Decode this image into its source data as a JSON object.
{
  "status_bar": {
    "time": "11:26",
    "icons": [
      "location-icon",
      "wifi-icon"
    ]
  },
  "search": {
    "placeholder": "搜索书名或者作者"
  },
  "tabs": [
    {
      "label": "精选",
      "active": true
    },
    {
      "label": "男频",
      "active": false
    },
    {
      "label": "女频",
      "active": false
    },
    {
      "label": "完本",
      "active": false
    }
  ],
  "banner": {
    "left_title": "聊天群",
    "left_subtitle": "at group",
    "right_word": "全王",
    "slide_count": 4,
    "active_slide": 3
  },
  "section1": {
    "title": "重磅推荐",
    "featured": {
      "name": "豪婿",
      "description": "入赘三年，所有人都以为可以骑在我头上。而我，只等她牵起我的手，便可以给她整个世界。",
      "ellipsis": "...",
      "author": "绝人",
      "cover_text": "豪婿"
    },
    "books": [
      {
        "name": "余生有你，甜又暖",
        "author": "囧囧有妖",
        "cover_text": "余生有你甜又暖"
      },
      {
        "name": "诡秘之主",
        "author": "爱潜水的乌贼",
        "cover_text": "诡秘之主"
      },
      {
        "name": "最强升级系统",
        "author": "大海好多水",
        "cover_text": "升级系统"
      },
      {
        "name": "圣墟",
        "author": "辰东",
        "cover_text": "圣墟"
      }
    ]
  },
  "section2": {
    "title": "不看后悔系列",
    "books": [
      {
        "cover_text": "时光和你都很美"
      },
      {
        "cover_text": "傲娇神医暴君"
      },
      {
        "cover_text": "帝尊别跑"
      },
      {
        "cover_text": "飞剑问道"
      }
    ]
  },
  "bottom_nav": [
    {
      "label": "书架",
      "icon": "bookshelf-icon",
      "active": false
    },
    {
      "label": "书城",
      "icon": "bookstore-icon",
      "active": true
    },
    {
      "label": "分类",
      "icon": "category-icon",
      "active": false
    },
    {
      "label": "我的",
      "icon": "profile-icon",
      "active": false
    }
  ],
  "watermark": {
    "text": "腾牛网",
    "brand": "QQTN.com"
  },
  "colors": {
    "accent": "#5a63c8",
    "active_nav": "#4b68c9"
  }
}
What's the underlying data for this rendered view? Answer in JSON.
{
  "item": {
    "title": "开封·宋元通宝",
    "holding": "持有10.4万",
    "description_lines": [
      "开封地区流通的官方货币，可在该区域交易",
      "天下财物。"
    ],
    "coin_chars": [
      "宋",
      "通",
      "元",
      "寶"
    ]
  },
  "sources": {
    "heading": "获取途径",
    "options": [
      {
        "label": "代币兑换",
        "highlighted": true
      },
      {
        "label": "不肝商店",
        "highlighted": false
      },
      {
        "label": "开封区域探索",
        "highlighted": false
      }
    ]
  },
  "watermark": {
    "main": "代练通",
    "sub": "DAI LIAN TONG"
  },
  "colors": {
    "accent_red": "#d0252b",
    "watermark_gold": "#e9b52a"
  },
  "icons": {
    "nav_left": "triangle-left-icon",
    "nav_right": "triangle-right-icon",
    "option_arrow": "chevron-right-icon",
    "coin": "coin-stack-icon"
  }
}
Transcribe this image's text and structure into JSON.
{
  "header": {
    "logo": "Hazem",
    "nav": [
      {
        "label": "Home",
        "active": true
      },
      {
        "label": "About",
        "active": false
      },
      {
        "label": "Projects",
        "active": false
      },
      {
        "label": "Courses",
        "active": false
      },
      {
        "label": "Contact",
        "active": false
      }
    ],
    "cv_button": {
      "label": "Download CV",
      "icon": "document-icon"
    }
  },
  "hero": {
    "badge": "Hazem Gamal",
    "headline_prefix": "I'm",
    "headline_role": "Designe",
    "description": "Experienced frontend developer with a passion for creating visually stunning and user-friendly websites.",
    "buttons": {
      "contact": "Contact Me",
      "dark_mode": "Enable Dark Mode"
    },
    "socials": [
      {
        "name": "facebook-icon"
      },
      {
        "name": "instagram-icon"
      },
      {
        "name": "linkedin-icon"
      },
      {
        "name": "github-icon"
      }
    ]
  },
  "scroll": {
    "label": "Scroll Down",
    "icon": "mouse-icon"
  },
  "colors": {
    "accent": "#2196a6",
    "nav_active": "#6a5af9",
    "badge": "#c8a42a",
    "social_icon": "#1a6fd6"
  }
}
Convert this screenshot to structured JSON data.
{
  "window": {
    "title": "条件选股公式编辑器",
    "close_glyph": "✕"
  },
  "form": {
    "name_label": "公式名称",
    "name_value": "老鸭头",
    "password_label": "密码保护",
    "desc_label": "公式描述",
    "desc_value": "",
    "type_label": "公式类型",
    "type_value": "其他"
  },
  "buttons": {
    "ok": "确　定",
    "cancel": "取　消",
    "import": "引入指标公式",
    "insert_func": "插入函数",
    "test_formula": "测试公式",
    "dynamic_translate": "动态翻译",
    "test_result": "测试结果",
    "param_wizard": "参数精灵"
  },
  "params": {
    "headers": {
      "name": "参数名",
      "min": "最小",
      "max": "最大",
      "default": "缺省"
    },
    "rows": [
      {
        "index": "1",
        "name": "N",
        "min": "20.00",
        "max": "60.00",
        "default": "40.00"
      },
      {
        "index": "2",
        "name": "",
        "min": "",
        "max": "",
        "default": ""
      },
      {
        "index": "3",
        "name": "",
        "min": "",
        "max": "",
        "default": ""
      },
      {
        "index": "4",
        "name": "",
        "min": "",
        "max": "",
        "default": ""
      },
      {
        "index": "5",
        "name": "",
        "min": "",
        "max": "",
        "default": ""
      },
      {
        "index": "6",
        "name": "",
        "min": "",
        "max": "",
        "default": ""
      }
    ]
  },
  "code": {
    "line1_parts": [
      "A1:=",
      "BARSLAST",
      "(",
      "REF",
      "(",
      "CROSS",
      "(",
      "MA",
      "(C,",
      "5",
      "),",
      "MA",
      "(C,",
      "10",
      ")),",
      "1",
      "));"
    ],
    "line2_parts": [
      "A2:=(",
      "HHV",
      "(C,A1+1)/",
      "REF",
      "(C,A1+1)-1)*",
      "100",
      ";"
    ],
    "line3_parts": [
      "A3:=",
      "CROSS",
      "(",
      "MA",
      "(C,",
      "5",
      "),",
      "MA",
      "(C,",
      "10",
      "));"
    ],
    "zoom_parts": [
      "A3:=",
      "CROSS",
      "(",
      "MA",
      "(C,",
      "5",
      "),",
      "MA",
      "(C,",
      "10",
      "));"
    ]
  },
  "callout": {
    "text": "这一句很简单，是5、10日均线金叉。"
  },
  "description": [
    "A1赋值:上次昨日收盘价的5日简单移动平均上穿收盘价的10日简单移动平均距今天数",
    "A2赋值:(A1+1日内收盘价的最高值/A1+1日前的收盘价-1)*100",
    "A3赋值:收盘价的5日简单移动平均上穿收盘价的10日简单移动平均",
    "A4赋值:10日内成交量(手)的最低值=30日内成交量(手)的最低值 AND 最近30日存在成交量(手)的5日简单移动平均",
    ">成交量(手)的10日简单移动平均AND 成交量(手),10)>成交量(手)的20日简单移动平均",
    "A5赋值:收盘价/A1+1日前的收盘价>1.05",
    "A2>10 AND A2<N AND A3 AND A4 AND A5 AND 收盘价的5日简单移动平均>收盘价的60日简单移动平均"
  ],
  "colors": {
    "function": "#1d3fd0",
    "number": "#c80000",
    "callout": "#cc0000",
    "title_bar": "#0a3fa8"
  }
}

§ **Set exercise**
Return every entry verbatim.

§ **Full response**
Decode this image into its source data as a JSON object.
{
  "status_bar": {
    "time": "11:26",
    "icons": [
      "location-icon",
      "wifi-icon"
    ]
  },
  "search": {
    "placeholder": "搜索书名或者作者"
  },
  "tabs": [
    {
      "label": "精选",
      "active": true
    },
    {
      "label": "男频",
      "active": false
    },
    {
      "label": "女频",
      "active": false
    },
    {
      "label": "完本",
      "active": false
    }
  ],
  "banner": {
    "left_title": "聊天群",
    "left_subtitle": "at group",
    "right_word": "全王",
    "slide_count": 4,
    "active_slide": 3
  },
  "section1": {
    "title": "重磅推荐",
    "featured": {
      "name": "豪婿",
      "description": "入赘三年，所有人都以为可以骑在我头上。而我，只等她牵起我的手，便可以给她整个世界。",
      "ellipsis": "...",
      "author": "绝人",
      "cover_text": "豪婿"
    },
    "books": [
      {
        "name": "余生有你，甜又暖",
        "author": "囧囧有妖",
        "cover_text": "余生有你甜又暖"
      },
      {
        "name": "诡秘之主",
        "author": "爱潜水的乌贼",
        "cover_text": "诡秘之主"
      },
      {
        "name": "最强升级系统",
        "author": "大海好多水",
        "cover_text": "升级系统"
      },
      {
        "name": "圣墟",
        "author": "辰东",
        "cover_text": "圣墟"
      }
    ]
  },
  "section2": {
    "title": "不看后悔系列",
    "books": [
      {
        "cover_text": "时光和你都很美"
      },
      {
        "cover_text": "傲娇神医暴君"
      },
      {
        "cover_text": "帝尊别跑"
      },
      {
        "cover_text": "飞剑问道"
      }
    ]
  },
  "bottom_nav": [
    {
      "label": "书架",
      "icon": "bookshelf-icon",
      "active": false
    },
    {
      "label": "书城",
      "icon": "bookstore-icon",
      "active": true
    },
    {
      "label": "分类",
      "icon": "category-icon",
      "active": false
    },
    {
      "label": "我的",
      "icon": "profile-icon",
      "active": false
    }
  ],
  "watermark": {
    "text": "腾牛网",
    "brand": "QQTN.com"
  },
  "colors": {
    "accent": "#5a63c8",
    "active_nav": "#4b68c9"
  }
}
What's the underlying data for this rendered view? Answer in JSON.
{
  "item": {
    "title": "开封·宋元通宝",
    "holding": "持有10.4万",
    "description_lines": [
      "开封地区流通的官方货币，可在该区域交易",
      "天下财物。"
    ],
    "coin_chars": [
      "宋",
      "通",
      "元",
      "寶"
    ]
  },
  "sources": {
    "heading": "获取途径",
    "options": [
      {
        "label": "代币兑换",
        "highlighted": true
      },
      {
        "label": "不肝商店",
        "highlighted": false
      },
      {
        "label": "开封区域探索",
        "highlighted": false
      }
    ]
  },
  "watermark": {
    "main": "代练通",
    "sub": "DAI LIAN TONG"
  },
  "colors": {
    "accent_red": "#d0252b",
    "watermark_gold": "#e9b52a"
  },
  "icons": {
    "nav_left": "triangle-left-icon",
    "nav_right": "triangle-right-icon",
    "option_arrow": "chevron-right-icon",
    "coin": "coin-stack-icon"
  }
}
Transcribe this image's text and structure into JSON.
{
  "header": {
    "logo": "Hazem",
    "nav": [
      {
        "label": "Home",
        "active": true
      },
      {
        "label": "About",
        "active": false
      },
      {
        "label": "Projects",
        "active": false
      },
      {
        "label": "Courses",
        "active": false
      },
      {
        "label": "Contact",
        "active": false
      }
    ],
    "cv_button": {
      "label": "Download CV",
      "icon": "document-icon"
    }
  },
  "hero": {
    "badge": "Hazem Gamal",
    "headline_prefix": "I'm",
    "headline_role": "Designe",
    "description": "Experienced frontend developer with a passion for creating visually stunning and user-friendly websites.",
    "buttons": {
      "contact": "Contact Me",
      "dark_mode": "Enable Dark Mode"
    },
    "socials": [
      {
        "name": "facebook-icon"
      },
      {
        "name": "instagram-icon"
      },
      {
        "name": "linkedin-icon"
      },
      {
        "name": "github-icon"
      }
    ]
  },
  "scroll": {
    "label": "Scroll Down",
    "icon": "mouse-icon"
  },
  "colors": {
    "accent": "#2196a6",
    "nav_active": "#6a5af9",
    "badge": "#c8a42a",
    "social_icon": "#1a6fd6"
  }
}
Convert this screenshot to structured JSON data.
{
  "window": {
    "title": "条件选股公式编辑器",
    "close_glyph": "✕"
  },
  "form": {
    "name_label": "公式名称",
    "name_value": "老鸭头",
    "password_label": "密码保护",
    "desc_label": "公式描述",
    "desc_value": "",
    "type_label": "公式类型",
    "type_value": "其他"
  },
  "buttons": {
    "ok": "确　定",
    "cancel": "取　消",
    "import": "引入指标公式",
    "insert_func": "插入函数",
    "test_formula": "测试公式",
    "dynamic_translate": "动态翻译",
    "test_result": "测试结果",
    "param_wizard": "参数精灵"
  },
  "params": {
    "headers": {
      "name": "参数名",
      "min": "最小",
      "max": "最大",
      "default": "缺省"
    },
    "rows": [
      {
        "index": "1",
        "name": "N",
        "min": "20.00",
        "max": "60.00",
        "default": "40.00"
      },
      {
        "index": "2",
        "name": "",
        "min": "",
        "max": "",
        "default": ""
      },
      {
        "index": "3",
        "name": "",
        "min": "",
        "max": "",
        "default": ""
      },
      {
        "index": "4",
        "name": "",
        "min": "",
        "max": "",
        "default": ""
      },
      {
        "index": "5",
        "name": "",
        "min": "",
        "max": "",
        "default": ""
      },
      {
        "index": "6",
        "name": "",
        "min": "",
        "max": "",
        "default": ""
      }
    ]
  },
  "code": {
    "line1_parts": [
      "A1:=",
      "BARSLAST",
      "(",
      "REF",
      "(",
      "CROSS",
      "(",
      "MA",
      "(C,",
      "5",
      "),",
      "MA",
      "(C,",
      "10",
      ")),",
      "1",
      "));"
    ],
    "line2_parts": [
      "A2:=(",
      "HHV",
      "(C,A1+1)/",
      "REF",
      "(C,A1+1)-1)*",
      "100",
      ";"
    ],
    "line3_parts": [
      "A3:=",
      "CROSS",
      "(",
      "MA",
      "(C,",
      "5",
      "),",
      "MA",
      "(C,",
      "10",
      "));"
    ],
    "zoom_parts": [
      "A3:=",
      "CROSS",
      "(",
      "MA",
      "(C,",
      "5",
      "),",
      "MA",
      "(C,",
      "10",
      "));"
    ]
  },
  "callout": {
    "text": "这一句很简单，是5、10日均线金叉。"
  },
  "description": [
    "A1赋值:上次昨日收盘价的5日简单移动平均上穿收盘价的10日简单移动平均距今天数",
    "A2赋值:(A1+1日内收盘价的最高值/A1+1日前的收盘价-1)*100",
    "A3赋值:收盘价的5日简单移动平均上穿收盘价的10日简单移动平均",
    "A4赋值:10日内成交量(手)的最低值=30日内成交量(手)的最低值 AND 最近30日存在成交量(手)的5日简单移动平均",
    ">成交量(手)的10日简单移动平均AND 成交量(手),10)>成交量(手)的20日简单移动平均",
    "A5赋值:收盘价/A1+1日前的收盘价>1.05",
    "A2>10 AND A2<N AND A3 AND A4 AND A5 AND 收盘价的5日简单移动平均>收盘价的60日简单移动平均"
  ],
  "colors": {
    "function": "#1d3fd0",
    "number": "#c80000",
    "callout": "#cc0000",
    "title_bar": "#0a3fa8"
  }
}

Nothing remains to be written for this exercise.